- _Data supplied_:
* * * * * * *
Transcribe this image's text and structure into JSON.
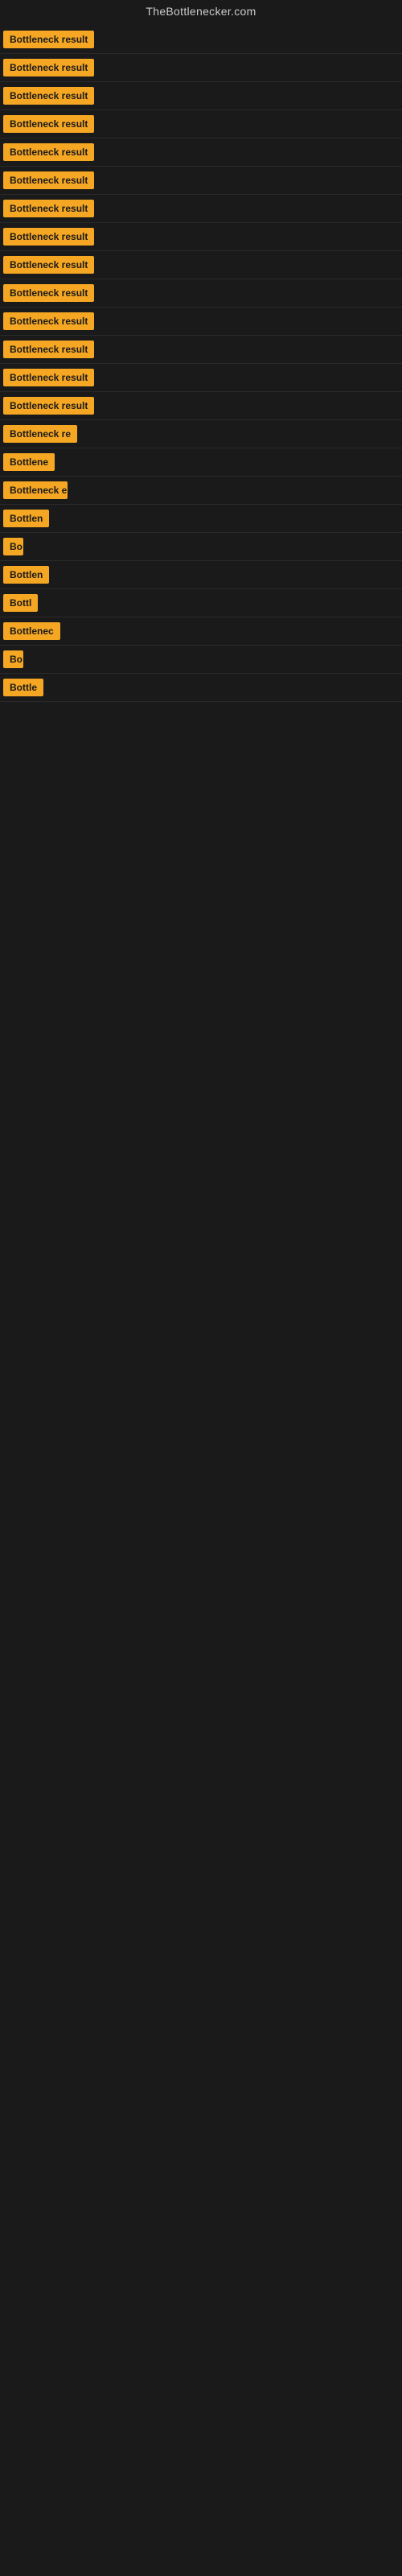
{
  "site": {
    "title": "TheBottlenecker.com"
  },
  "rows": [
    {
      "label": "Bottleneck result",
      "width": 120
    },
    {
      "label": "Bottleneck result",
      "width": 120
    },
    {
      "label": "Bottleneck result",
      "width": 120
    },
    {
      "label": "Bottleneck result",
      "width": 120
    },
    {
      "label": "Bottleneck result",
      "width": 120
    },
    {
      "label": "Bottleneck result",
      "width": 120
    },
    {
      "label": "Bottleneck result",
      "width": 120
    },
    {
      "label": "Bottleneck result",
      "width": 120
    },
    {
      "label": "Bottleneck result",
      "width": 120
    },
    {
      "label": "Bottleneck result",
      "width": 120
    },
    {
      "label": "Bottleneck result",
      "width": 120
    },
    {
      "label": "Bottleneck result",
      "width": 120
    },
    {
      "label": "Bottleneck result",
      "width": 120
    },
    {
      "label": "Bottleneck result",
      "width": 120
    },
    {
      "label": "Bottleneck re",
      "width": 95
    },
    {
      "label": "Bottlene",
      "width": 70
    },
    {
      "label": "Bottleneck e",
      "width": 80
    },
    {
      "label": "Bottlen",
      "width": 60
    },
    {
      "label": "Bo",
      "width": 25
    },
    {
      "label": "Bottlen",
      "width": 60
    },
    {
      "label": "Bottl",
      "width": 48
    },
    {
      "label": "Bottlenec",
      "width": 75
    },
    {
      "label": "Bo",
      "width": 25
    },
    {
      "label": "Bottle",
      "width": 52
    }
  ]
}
* * * * * * *
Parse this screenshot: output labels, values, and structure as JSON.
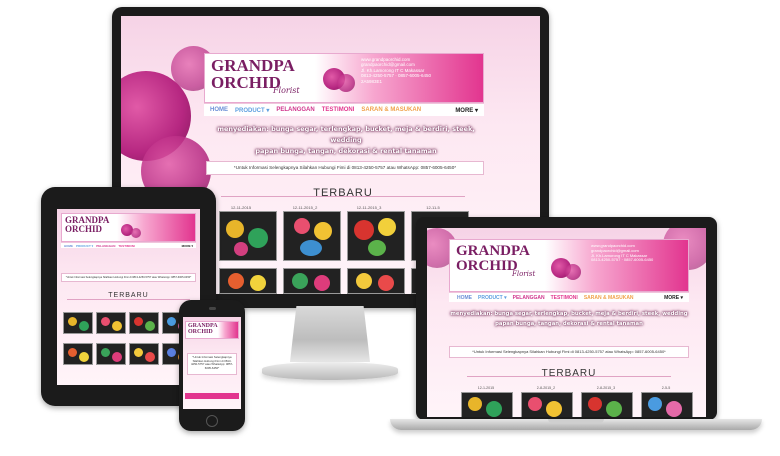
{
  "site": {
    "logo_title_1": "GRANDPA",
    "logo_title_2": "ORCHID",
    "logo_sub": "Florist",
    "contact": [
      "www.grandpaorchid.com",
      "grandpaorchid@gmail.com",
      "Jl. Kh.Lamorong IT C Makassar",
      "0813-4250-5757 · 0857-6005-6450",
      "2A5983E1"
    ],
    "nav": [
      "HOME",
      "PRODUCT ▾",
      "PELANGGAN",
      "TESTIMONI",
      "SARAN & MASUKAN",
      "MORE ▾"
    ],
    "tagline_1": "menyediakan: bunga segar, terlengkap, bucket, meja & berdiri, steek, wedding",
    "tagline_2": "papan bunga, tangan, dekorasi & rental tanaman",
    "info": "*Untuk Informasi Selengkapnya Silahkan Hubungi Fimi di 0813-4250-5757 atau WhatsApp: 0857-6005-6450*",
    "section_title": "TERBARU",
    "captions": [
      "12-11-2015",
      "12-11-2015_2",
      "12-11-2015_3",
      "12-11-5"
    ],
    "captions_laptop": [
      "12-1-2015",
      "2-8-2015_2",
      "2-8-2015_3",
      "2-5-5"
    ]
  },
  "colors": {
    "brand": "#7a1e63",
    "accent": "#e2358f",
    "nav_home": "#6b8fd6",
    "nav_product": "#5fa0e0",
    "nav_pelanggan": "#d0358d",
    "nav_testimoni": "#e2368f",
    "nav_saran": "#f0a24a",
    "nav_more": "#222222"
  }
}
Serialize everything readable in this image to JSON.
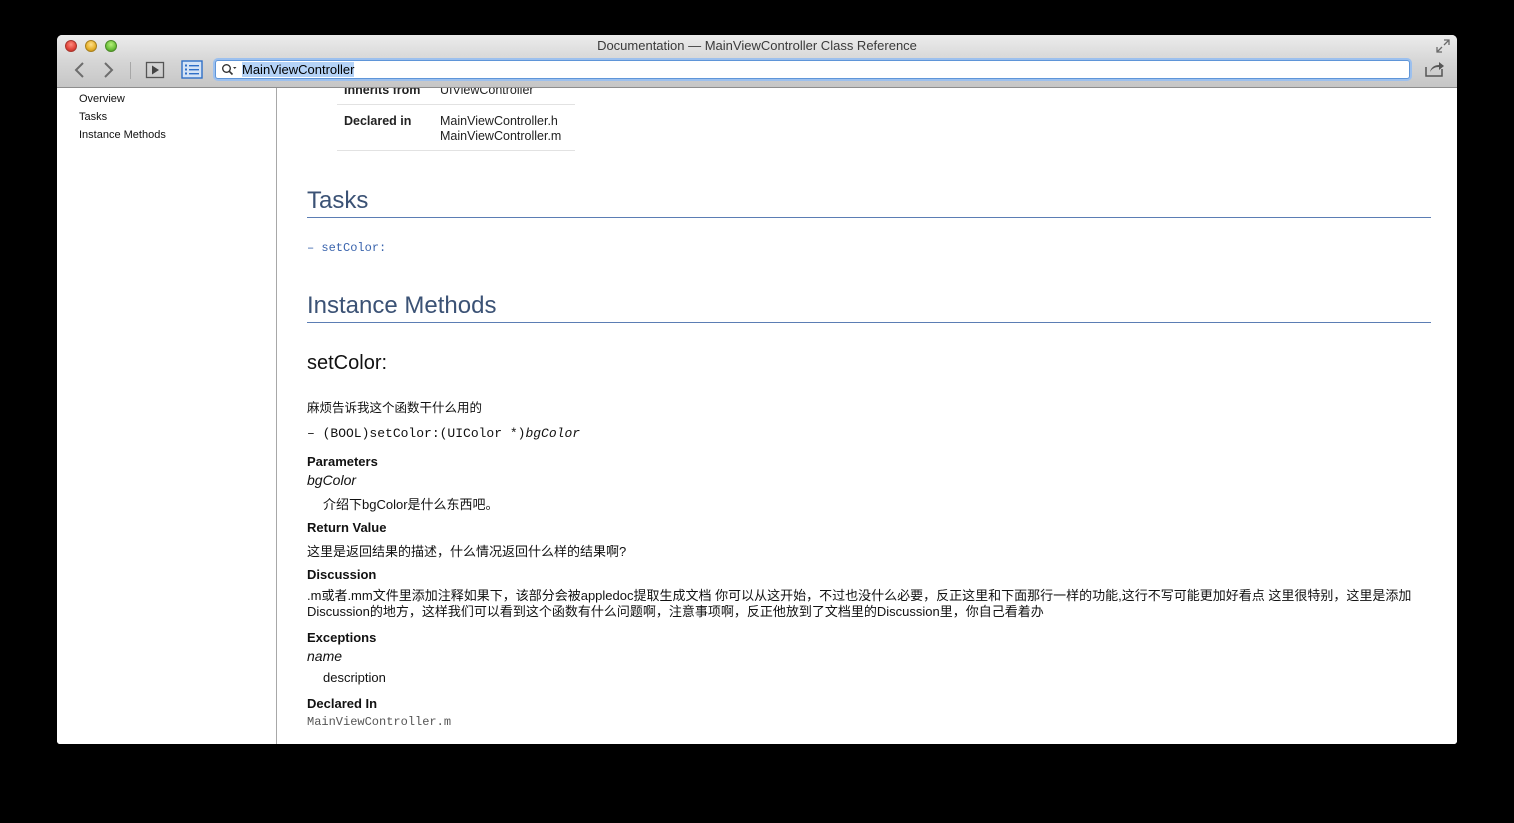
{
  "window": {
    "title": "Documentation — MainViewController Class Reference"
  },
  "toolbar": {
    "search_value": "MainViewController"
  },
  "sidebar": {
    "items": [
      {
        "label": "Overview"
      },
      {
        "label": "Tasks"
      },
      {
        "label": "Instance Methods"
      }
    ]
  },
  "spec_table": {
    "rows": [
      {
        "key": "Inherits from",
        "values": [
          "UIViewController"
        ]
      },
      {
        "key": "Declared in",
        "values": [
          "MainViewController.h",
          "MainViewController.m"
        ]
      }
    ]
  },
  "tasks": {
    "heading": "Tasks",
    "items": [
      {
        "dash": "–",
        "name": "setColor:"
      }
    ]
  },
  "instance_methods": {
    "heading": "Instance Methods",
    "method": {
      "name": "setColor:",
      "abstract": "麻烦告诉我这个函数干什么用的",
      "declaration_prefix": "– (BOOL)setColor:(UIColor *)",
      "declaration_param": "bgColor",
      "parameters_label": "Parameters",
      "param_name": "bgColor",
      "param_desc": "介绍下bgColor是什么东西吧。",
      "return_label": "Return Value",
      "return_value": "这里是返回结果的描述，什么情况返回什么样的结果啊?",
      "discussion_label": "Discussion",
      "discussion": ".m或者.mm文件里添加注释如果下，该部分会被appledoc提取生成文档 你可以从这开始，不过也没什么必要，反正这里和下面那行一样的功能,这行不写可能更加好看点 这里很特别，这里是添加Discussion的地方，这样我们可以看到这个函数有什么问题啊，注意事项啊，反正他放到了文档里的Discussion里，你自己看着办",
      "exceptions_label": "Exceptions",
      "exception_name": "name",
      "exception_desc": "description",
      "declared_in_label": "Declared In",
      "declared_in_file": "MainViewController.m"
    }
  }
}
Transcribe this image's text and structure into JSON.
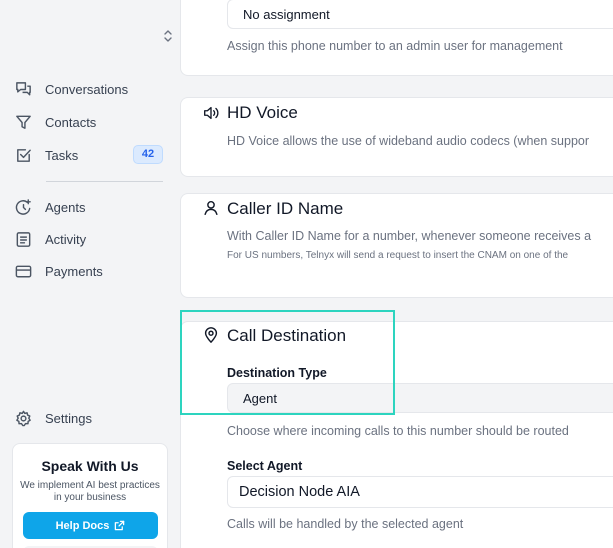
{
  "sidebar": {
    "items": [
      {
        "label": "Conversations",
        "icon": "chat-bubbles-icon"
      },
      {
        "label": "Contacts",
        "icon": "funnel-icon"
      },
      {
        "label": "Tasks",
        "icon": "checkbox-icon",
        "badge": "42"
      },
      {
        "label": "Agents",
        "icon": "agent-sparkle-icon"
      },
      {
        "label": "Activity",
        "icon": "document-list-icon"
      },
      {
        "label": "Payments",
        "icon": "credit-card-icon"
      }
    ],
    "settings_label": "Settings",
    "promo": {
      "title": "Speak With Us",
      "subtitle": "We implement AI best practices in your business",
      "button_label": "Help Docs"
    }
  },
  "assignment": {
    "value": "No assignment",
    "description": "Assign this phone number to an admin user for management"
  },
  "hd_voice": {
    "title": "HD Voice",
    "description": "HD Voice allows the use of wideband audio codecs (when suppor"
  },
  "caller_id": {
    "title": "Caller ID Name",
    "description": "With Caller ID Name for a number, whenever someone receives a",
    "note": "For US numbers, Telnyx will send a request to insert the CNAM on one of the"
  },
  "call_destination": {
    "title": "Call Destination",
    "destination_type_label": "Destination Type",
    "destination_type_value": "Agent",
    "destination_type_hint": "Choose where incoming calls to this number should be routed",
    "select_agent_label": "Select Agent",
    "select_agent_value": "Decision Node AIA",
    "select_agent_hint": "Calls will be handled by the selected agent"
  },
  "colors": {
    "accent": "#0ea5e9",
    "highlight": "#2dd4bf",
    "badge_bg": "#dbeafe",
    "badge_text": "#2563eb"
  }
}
* * * * * * *
- _Exercise requirements_: Above are entries; state the number of lines among them that contain "JSON", and nothing else.

- _Result of the exercise_: 4